**The records**
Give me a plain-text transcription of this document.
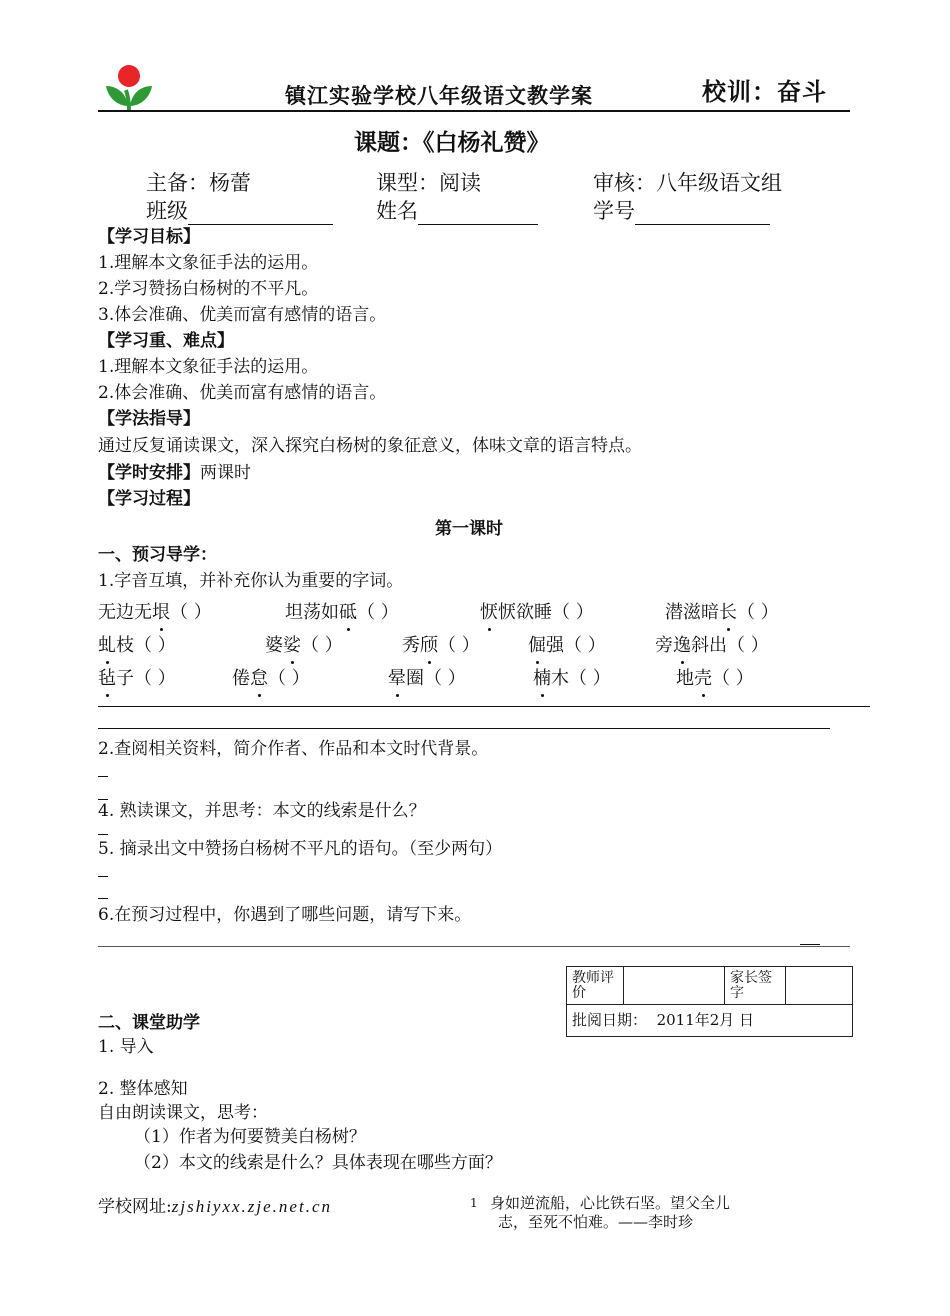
镇江实验学校八年级语文教学案	校训：奋斗
课题：《白杨礼赞》
主备：杨蕾	课型：阅读	审核：八年级语文组
班级	姓名	学号
【学习目标】
1.理解本文象征手法的运用。
2.学习赞扬白杨树的不平凡。
3.体会准确、优美而富有感情的语言。
【学习重、难点】
1.理解本文象征手法的运用。
2.体会准确、优美而富有感情的语言。
【学法指导】
通过反复诵读课文，深入探究白杨树的象征意义，体味文章的语言特点。
【学时安排】两课时
【学习过程】
第一课时
一、预习导学：
1.字音互填，并补充你认为重要的字词。
无边无垠（ ）	坦荡如砥（ ）	恹恹欲睡（ ）	潜滋暗长（ ）
虬枝（ ）	婆娑（ ）	秀颀（ ）	倔强（ ）	旁逸斜出（ ）
毡子（ ）	倦怠（ ）	晕圈（ ）	楠木（ ）	地壳（ ）
2.查阅相关资料，简介作者、作品和本文时代背景。
4. 熟读课文，并思考：本文的线索是什么？
5. 摘录出文中赞扬白杨树不平凡的语句。（至少两句）
6.在预习过程中，你遇到了哪些问题，请写下来。
教师评价		家长签字	
批阅日期： 2011年2月 日
二、课堂助学
1. 导入
2. 整体感知
自由朗读课文，思考：
（1）作者为何要赞美白杨树？
（2）本文的线索是什么？具体表现在哪些方面？
学校网址:zjshiyxx.zje.net.cn	1 身如逆流船，心比铁石坚。望父全儿
志，至死不怕难。——李时珍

**Your objective**
List every line above containing the word "优美而富有感情的语言".

**Written answer**
3.体会准确、优美而富有感情的语言。
2.体会准确、优美而富有感情的语言。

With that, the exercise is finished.